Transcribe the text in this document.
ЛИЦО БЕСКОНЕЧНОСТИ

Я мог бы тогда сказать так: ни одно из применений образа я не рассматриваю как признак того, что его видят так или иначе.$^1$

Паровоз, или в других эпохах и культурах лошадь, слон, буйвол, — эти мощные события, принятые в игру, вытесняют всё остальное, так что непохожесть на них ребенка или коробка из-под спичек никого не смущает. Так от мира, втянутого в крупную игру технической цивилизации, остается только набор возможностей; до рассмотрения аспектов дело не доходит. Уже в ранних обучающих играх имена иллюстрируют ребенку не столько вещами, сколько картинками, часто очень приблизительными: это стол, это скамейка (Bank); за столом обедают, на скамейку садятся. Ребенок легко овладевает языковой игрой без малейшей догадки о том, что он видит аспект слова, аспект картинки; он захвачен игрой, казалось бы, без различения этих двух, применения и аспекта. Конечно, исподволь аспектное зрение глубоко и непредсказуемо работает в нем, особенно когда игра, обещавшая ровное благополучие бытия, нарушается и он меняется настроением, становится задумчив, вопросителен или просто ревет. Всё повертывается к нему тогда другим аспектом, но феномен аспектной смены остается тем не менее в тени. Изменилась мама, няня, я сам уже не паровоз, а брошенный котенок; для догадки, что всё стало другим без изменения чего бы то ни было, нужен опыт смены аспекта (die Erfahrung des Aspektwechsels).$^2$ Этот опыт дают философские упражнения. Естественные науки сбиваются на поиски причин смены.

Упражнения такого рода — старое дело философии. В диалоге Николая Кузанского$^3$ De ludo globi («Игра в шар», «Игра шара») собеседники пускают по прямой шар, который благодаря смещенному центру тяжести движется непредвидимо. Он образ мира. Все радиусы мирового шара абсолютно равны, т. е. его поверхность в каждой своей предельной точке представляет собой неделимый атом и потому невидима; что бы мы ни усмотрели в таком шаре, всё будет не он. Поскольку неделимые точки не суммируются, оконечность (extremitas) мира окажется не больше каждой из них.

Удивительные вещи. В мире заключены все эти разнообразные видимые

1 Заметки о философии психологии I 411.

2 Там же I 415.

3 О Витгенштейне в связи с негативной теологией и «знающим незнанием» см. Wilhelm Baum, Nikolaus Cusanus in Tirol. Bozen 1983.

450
===
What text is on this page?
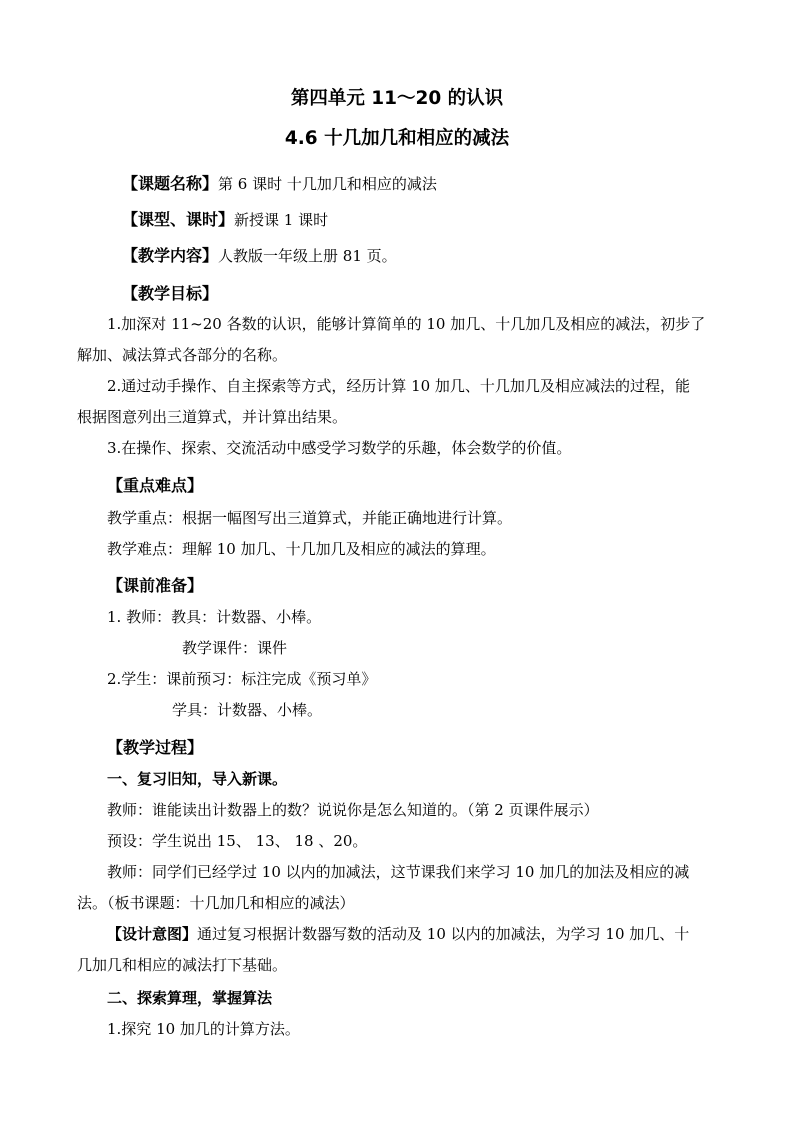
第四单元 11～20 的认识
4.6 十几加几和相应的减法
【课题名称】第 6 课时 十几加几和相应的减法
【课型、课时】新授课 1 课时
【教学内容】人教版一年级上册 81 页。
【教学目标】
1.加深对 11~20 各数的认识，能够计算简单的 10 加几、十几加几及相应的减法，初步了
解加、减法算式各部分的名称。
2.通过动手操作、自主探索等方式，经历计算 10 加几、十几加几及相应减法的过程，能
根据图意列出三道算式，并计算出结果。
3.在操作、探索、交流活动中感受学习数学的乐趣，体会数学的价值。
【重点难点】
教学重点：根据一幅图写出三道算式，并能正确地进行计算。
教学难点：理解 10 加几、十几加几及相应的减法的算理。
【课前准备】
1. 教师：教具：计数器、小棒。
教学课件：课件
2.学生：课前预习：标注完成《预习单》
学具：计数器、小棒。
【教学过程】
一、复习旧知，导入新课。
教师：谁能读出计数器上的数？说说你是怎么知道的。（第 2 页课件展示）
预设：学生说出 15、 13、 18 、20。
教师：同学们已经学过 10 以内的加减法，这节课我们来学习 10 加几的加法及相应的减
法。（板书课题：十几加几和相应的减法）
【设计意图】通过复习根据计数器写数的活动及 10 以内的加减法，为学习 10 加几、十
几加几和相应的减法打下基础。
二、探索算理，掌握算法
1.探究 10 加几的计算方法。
===
To do -> Extract all lines of the records above that include "this".

Solution to the problem ->
Transcribe the text in this document.
What text is on this page?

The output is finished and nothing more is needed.